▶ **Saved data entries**
• • •

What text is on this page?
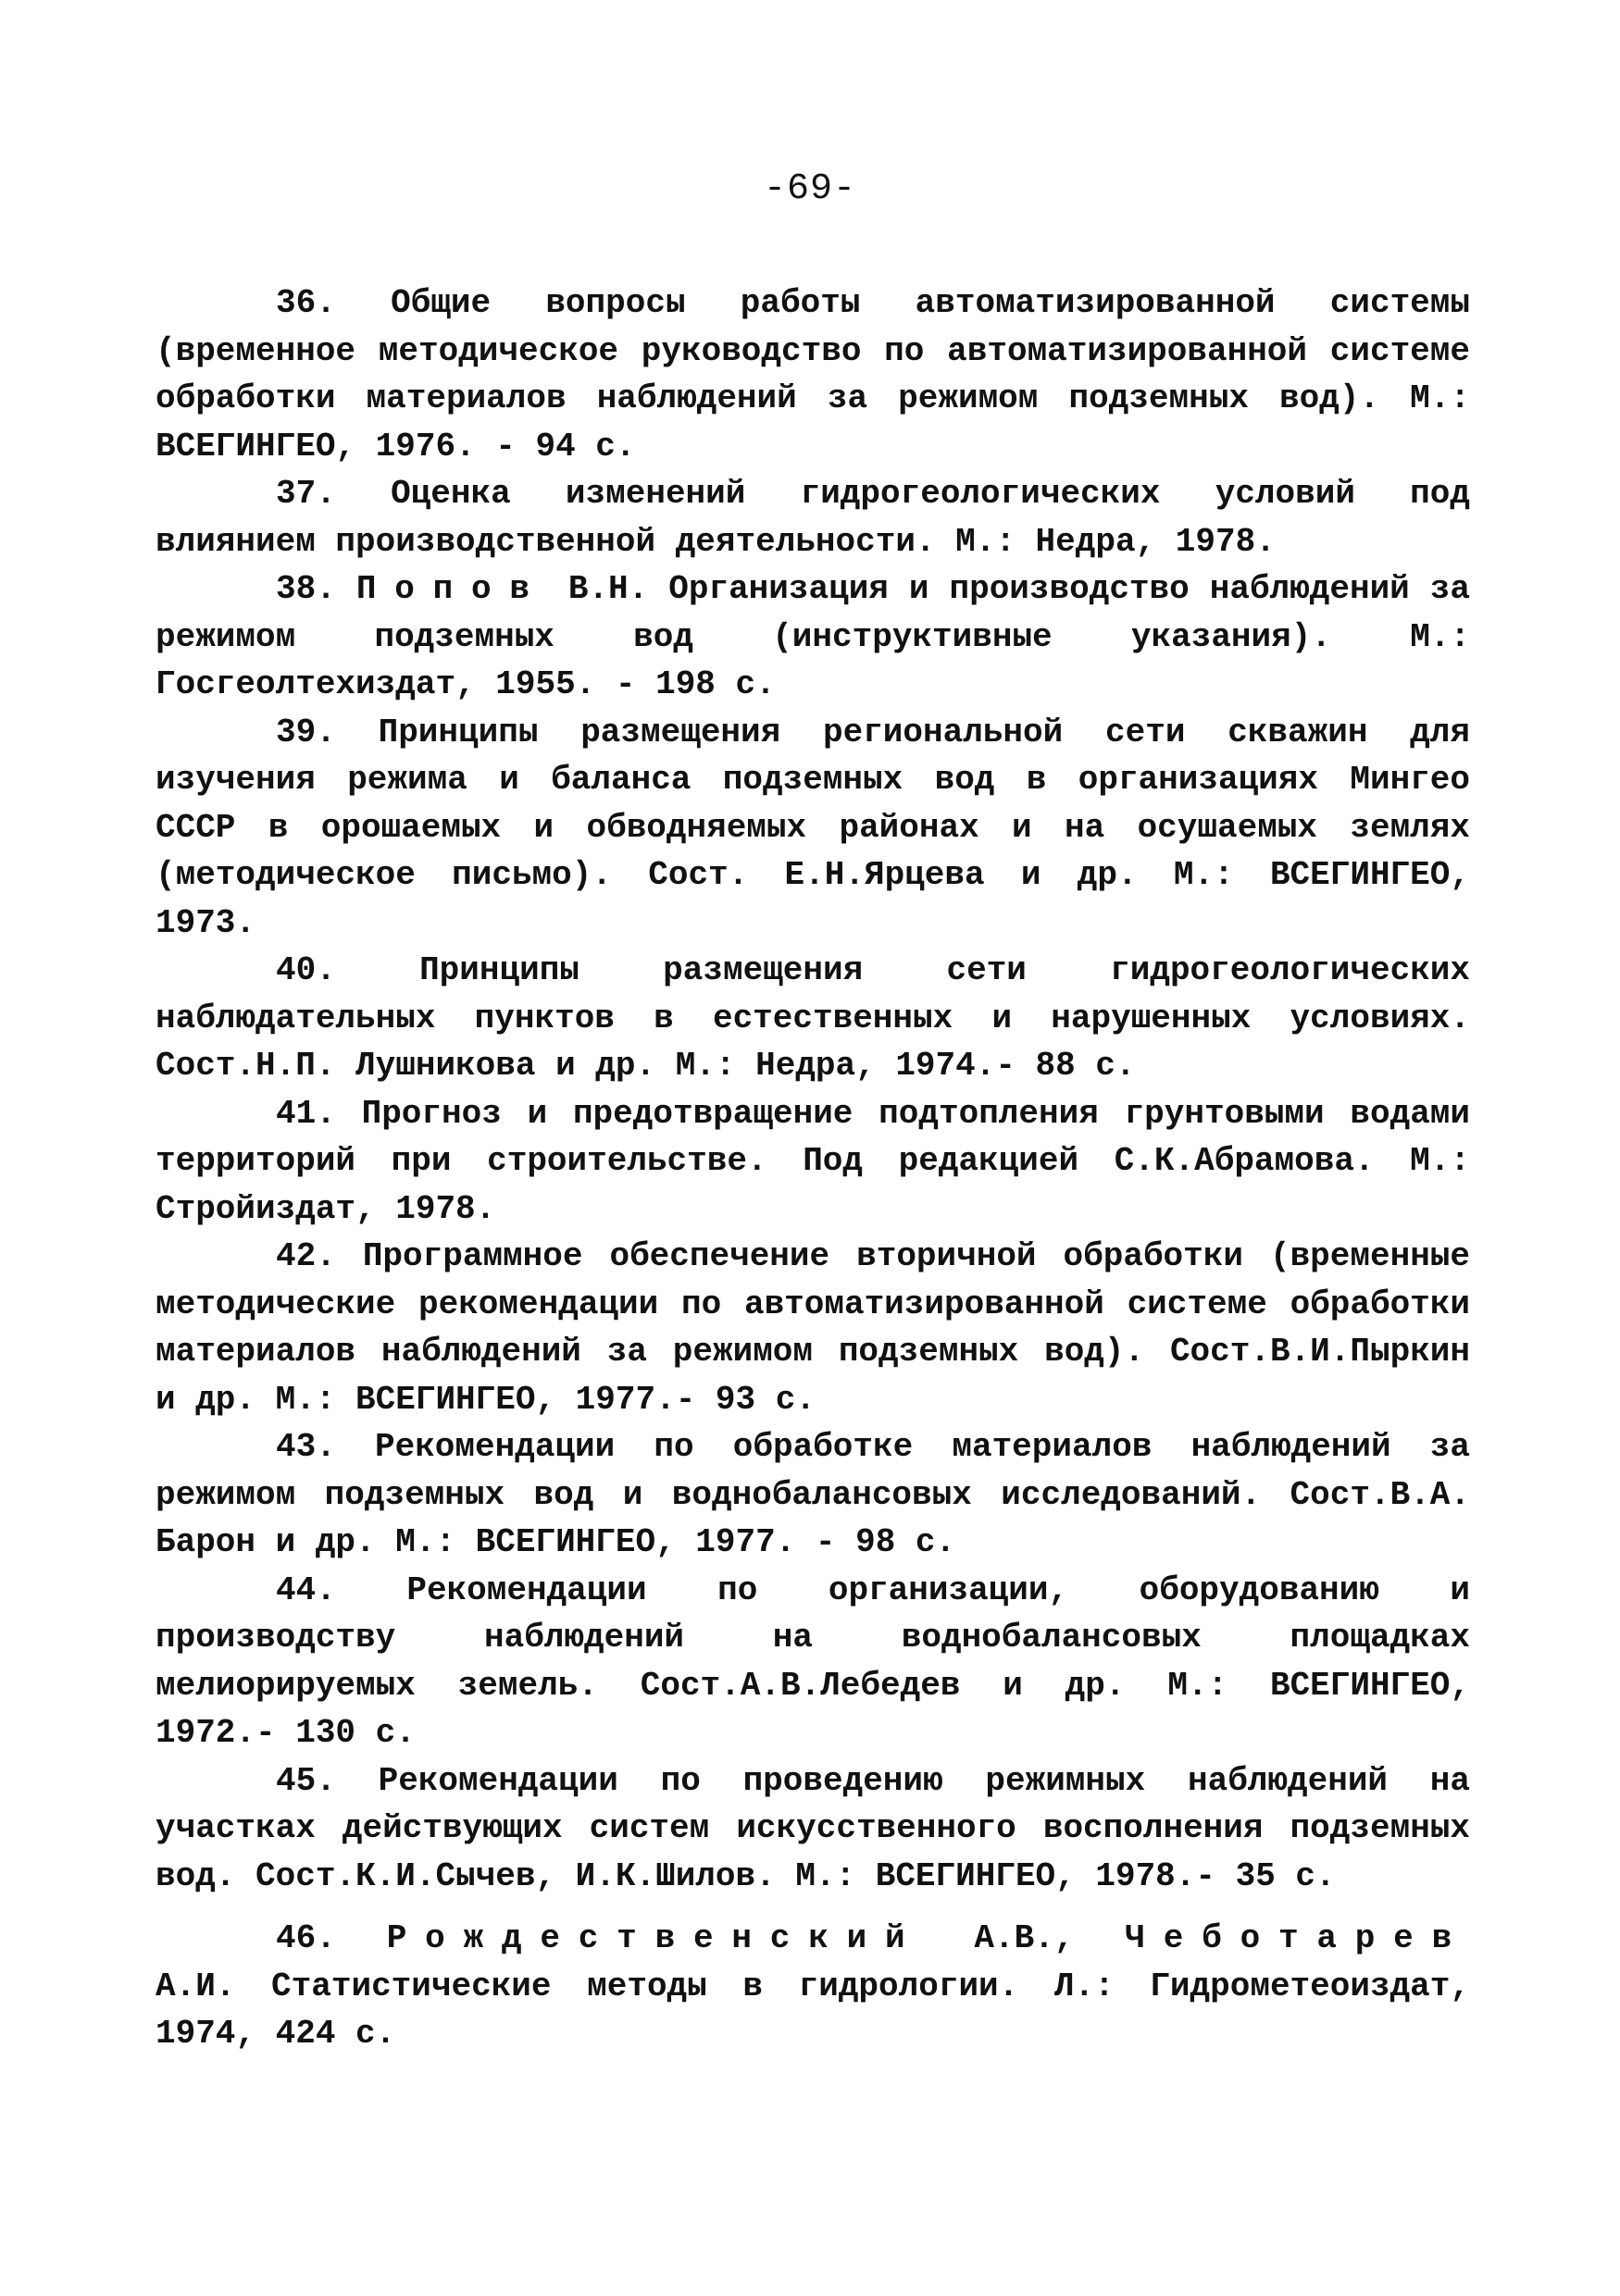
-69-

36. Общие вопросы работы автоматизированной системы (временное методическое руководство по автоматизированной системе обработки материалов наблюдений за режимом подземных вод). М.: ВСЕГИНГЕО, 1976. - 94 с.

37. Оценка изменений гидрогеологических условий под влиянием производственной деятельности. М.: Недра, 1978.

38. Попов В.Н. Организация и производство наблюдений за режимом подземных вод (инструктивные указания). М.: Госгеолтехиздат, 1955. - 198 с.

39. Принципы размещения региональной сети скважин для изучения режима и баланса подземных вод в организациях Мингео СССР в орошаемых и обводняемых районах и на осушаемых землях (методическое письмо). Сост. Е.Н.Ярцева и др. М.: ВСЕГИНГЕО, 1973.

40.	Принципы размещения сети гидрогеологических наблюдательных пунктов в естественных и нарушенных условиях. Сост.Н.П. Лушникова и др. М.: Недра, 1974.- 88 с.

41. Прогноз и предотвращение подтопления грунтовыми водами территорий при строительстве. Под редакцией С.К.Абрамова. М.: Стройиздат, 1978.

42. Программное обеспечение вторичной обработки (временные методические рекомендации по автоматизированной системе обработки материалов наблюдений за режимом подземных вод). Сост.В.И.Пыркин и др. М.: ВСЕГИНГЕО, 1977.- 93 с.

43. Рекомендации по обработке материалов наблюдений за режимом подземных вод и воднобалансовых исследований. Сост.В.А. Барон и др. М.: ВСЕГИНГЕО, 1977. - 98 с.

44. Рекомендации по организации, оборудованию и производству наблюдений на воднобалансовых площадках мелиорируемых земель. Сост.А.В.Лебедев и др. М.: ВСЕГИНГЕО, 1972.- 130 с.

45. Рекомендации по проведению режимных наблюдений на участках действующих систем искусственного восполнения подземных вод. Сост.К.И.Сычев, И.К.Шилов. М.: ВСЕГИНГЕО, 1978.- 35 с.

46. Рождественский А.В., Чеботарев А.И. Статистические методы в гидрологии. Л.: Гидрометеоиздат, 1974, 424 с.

• • •

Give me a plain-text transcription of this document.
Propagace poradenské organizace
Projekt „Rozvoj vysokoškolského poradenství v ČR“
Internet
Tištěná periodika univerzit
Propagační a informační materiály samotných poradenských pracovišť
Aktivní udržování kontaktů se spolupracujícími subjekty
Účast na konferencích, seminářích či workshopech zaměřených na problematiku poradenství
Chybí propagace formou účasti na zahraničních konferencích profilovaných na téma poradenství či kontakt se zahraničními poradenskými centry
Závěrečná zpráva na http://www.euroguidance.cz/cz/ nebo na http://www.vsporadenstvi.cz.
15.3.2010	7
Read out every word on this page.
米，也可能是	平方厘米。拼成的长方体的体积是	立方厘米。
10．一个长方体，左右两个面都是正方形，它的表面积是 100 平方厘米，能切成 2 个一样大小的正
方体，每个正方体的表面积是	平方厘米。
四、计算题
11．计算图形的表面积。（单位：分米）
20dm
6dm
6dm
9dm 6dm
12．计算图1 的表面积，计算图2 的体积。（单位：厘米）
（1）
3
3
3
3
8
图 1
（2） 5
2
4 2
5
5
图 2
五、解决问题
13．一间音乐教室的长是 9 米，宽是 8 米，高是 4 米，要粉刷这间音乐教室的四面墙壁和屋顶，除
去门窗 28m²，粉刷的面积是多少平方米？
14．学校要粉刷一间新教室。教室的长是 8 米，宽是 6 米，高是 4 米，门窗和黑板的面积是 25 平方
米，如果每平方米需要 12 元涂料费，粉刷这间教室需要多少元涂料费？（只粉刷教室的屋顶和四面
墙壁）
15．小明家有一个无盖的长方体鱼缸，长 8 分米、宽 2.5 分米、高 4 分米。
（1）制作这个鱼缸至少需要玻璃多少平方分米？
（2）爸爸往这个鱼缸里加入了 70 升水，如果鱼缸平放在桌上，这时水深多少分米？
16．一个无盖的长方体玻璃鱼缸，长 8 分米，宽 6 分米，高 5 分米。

• • •

▶ **What needs to be done**
Pull every line containing the word "this" out of the material.

▶ **Response to the task**
What text is on this page?
Give me a plain-text transcription of this document.
Read out every word on this page.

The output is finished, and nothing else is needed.